Required work: Rewrite the part of the material that opens with its first line and closes with the line containing "text-cursor [317, 188, 320, 214]", replacing "back-button" with "previous-button" and leaving everything else unchanged. Return only those lines.
--------------------
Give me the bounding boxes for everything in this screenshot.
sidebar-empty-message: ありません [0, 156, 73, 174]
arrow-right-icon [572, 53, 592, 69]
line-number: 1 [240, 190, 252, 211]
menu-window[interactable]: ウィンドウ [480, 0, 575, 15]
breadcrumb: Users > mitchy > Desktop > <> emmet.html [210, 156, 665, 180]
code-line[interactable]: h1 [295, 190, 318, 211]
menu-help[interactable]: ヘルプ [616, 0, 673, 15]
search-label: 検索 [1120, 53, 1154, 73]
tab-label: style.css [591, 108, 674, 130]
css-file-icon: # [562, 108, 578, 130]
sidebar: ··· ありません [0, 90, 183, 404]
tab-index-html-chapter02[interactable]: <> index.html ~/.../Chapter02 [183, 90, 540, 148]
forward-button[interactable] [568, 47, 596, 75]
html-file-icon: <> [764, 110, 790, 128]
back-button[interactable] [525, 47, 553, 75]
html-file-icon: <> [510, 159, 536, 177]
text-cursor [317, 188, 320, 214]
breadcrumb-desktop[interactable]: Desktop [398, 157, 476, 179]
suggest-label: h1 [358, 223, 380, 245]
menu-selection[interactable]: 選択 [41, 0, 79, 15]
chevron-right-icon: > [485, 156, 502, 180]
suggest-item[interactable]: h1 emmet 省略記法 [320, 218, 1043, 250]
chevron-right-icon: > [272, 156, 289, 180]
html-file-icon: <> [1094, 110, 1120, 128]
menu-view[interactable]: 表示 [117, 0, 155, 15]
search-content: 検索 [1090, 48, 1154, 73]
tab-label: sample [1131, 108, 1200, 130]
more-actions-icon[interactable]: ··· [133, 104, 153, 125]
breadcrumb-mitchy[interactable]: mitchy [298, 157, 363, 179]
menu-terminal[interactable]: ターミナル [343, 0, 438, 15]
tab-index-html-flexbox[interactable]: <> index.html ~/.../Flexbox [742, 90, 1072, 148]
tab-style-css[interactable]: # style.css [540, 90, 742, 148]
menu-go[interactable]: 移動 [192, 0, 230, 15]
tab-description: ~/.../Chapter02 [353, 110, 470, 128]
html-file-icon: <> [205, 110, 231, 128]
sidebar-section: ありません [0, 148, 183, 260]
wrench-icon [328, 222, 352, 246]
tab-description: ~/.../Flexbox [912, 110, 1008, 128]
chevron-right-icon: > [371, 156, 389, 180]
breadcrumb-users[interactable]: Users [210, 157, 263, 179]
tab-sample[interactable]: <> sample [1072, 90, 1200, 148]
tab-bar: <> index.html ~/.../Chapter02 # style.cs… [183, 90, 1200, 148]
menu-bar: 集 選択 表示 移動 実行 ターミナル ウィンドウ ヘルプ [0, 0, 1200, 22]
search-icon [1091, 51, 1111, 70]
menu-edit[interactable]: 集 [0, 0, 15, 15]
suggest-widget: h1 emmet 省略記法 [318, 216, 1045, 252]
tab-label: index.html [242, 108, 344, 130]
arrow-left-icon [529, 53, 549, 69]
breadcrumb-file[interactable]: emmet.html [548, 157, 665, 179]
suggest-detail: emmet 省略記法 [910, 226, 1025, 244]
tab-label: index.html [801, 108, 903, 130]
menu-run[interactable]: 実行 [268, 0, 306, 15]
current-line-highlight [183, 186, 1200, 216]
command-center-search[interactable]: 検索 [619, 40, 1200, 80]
--------------------
Task response:
Give me the bounding boxes for everything in this screenshot.
sidebar-empty-message: ありません [0, 156, 73, 174]
arrow-right-icon [572, 53, 592, 69]
line-number: 1 [240, 190, 252, 211]
menu-window[interactable]: ウィンドウ [480, 0, 575, 15]
breadcrumb: Users > mitchy > Desktop > <> emmet.html [210, 156, 665, 180]
code-line[interactable]: h1 [295, 190, 318, 211]
menu-help[interactable]: ヘルプ [616, 0, 673, 15]
search-label: 検索 [1120, 53, 1154, 73]
tab-label: style.css [591, 108, 674, 130]
css-file-icon: # [562, 108, 578, 130]
sidebar: ··· ありません [0, 90, 183, 404]
tab-index-html-chapter02[interactable]: <> index.html ~/.../Chapter02 [183, 90, 540, 148]
forward-button[interactable] [568, 47, 596, 75]
html-file-icon: <> [764, 110, 790, 128]
previous-button[interactable] [525, 47, 553, 75]
html-file-icon: <> [510, 159, 536, 177]
text-cursor [317, 188, 320, 214]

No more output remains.